* **AIM OF THE EXERCISE**:
What is the number of lines holding the word "location"? Write that number and nothing else.
··· RECORDS FOR PROCESSING
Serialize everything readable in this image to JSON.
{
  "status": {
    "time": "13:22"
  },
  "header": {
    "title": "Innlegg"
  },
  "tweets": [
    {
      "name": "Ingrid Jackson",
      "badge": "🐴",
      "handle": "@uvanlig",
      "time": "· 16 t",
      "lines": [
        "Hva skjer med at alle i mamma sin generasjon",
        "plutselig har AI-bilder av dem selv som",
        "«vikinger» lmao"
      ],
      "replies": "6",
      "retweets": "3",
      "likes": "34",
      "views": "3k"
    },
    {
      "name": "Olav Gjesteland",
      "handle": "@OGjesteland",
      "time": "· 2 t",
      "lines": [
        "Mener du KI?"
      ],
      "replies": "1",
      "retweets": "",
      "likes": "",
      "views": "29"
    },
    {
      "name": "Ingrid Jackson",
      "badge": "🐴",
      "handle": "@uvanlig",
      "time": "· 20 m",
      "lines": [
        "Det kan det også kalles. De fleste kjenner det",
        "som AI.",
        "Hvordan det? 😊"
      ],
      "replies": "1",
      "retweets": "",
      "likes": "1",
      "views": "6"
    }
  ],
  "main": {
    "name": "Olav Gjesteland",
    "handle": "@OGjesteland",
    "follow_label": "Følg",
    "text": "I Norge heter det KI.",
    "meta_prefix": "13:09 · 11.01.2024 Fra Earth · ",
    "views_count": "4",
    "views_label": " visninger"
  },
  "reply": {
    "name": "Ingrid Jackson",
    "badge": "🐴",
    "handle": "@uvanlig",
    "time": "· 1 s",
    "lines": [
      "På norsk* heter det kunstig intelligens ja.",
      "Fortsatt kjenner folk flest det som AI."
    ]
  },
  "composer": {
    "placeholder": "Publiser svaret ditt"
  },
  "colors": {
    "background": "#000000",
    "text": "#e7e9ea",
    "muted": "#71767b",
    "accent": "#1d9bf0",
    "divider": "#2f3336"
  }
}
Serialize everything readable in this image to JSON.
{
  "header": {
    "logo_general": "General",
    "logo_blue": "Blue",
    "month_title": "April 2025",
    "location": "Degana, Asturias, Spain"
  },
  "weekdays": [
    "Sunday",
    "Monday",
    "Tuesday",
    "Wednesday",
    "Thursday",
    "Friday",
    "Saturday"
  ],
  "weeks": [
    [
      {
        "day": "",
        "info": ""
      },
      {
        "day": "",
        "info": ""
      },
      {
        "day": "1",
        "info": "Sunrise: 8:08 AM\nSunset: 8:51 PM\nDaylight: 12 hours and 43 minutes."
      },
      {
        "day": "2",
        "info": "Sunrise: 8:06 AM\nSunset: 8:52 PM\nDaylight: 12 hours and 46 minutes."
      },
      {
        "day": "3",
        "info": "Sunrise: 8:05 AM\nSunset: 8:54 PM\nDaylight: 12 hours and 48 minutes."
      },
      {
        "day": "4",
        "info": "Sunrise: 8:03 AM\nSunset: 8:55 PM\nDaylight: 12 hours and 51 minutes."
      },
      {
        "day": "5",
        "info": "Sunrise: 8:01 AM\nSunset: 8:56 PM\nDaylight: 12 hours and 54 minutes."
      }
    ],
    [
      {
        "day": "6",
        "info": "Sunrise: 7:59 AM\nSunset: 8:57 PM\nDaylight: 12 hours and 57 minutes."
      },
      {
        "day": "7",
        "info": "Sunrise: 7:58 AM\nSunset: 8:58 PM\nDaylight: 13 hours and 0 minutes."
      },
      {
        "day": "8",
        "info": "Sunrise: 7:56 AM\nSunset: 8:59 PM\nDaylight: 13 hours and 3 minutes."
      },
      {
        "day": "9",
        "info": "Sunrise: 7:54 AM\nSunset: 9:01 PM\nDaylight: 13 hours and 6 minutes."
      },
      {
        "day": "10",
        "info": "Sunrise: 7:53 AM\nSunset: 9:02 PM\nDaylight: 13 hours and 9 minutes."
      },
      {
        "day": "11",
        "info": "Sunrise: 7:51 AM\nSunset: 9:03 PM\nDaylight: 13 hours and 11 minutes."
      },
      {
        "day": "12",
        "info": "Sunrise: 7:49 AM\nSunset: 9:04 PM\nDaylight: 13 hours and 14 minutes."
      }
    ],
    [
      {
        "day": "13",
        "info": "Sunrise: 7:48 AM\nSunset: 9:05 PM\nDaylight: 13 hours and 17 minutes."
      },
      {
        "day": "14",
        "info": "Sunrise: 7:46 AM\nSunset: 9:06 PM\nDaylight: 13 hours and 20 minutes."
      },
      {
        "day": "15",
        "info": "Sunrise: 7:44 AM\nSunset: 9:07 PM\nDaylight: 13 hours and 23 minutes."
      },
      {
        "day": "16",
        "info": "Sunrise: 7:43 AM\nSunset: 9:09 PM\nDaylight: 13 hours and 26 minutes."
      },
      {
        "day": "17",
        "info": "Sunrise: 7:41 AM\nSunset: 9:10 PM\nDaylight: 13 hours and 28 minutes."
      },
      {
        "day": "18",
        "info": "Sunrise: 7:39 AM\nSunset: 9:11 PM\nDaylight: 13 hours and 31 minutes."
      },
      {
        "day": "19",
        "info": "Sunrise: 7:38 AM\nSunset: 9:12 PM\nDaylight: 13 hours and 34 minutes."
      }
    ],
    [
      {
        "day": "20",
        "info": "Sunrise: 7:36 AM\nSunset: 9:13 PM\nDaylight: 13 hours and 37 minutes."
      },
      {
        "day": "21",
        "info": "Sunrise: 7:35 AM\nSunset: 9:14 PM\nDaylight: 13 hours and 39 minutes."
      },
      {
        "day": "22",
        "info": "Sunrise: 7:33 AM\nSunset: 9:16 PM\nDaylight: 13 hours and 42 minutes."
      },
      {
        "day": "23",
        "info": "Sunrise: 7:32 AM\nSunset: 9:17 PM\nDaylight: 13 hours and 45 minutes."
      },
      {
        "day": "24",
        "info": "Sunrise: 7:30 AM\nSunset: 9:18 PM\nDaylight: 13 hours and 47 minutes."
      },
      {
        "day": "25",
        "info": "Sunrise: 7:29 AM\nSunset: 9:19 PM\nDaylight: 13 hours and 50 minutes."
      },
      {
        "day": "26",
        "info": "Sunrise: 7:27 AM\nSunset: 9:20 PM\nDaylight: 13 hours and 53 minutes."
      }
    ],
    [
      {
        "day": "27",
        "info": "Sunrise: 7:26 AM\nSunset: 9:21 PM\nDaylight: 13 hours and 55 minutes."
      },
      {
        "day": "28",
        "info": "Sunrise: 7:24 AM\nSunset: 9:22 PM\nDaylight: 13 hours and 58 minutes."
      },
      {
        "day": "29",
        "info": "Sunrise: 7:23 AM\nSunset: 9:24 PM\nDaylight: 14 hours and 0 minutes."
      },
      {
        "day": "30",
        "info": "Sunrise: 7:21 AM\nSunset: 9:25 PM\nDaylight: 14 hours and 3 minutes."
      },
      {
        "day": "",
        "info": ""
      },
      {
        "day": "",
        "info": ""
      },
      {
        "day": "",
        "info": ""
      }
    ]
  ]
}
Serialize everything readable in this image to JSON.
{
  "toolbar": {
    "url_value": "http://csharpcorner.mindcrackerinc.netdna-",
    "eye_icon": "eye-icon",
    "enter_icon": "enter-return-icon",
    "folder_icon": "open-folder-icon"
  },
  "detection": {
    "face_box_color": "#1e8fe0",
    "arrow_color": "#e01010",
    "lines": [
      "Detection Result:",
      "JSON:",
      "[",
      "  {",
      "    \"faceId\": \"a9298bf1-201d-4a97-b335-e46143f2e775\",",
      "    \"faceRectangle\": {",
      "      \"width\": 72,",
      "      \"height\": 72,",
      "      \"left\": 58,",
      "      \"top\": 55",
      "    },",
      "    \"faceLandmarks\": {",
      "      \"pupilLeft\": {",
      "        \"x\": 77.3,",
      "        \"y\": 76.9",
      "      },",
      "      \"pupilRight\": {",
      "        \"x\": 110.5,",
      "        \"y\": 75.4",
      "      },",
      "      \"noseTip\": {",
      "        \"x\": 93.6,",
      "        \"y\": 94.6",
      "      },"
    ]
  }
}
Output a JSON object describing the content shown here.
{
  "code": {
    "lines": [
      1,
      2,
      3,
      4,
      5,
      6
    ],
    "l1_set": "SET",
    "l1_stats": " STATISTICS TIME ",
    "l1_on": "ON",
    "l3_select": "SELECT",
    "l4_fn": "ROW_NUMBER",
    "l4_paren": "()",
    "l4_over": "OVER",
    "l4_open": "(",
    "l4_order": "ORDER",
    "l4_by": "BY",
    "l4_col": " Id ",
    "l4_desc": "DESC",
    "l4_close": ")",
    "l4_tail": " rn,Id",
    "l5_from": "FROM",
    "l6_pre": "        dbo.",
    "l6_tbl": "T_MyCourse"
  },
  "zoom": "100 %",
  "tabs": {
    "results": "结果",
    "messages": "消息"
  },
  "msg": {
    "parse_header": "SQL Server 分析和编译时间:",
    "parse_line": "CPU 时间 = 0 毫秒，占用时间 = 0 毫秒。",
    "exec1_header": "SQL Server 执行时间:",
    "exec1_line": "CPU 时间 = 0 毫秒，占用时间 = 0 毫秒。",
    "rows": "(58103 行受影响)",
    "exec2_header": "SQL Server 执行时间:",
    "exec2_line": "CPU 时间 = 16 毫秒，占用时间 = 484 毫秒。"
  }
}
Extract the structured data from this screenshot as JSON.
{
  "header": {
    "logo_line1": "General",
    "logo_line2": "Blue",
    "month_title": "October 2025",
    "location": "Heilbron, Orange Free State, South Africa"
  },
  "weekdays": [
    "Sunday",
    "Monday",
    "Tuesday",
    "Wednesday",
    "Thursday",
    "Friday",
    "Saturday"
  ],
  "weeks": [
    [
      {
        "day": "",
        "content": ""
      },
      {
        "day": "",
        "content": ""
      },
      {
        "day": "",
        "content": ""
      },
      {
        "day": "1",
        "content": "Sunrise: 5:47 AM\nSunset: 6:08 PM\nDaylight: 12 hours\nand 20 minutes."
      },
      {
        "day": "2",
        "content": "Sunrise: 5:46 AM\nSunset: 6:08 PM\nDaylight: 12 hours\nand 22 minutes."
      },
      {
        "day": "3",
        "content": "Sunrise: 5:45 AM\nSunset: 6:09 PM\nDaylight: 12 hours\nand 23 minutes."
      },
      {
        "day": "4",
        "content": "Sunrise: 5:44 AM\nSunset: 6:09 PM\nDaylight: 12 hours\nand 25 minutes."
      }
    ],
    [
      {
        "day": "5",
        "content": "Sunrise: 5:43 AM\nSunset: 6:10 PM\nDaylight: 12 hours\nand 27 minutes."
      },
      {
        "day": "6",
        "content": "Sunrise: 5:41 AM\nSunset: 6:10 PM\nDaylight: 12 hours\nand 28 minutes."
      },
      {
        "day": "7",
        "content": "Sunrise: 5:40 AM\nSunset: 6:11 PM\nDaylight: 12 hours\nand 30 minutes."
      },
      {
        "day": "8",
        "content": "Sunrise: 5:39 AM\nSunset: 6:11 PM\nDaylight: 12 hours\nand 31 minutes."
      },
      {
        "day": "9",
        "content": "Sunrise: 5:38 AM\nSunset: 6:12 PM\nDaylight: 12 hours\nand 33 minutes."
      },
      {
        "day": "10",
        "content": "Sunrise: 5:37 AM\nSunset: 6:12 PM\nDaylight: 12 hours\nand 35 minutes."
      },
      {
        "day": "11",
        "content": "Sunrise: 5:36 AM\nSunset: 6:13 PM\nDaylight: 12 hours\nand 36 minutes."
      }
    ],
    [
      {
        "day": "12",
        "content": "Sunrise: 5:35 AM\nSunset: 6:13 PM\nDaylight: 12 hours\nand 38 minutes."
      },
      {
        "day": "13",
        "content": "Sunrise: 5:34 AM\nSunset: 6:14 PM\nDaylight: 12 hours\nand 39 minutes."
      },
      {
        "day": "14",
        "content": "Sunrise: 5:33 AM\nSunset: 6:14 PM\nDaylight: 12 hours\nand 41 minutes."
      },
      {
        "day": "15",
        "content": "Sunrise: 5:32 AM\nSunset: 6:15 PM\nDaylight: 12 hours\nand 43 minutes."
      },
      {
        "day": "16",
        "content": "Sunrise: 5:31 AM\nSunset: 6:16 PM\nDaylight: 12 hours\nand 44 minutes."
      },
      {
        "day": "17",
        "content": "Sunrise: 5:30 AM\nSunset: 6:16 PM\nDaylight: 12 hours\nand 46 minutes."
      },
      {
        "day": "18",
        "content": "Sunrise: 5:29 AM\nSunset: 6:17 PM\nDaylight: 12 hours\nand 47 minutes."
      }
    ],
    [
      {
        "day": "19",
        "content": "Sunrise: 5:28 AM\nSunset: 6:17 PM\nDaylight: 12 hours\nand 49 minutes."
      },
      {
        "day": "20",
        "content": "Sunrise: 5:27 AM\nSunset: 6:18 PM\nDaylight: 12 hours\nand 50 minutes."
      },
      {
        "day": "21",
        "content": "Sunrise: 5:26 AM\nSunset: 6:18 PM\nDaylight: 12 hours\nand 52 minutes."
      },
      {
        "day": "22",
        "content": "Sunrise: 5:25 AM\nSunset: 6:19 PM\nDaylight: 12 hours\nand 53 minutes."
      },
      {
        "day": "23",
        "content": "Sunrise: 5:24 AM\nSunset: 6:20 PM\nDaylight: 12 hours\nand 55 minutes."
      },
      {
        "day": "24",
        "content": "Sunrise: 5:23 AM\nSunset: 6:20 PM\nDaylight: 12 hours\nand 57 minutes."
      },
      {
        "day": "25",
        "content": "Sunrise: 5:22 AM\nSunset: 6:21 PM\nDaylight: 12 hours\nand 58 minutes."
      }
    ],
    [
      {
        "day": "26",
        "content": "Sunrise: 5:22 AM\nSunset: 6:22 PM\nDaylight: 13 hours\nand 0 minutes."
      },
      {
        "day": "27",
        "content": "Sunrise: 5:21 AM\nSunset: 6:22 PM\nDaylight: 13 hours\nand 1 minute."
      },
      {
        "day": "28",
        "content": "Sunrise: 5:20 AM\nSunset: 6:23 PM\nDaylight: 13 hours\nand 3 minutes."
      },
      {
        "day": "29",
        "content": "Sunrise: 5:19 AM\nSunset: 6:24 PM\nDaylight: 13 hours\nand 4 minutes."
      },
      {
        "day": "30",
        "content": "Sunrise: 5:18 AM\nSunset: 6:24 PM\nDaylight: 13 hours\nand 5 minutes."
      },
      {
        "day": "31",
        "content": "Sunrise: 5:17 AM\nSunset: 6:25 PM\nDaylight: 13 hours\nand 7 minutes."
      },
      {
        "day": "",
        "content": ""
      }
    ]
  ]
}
······
* **EXERCISE RESULT**:
2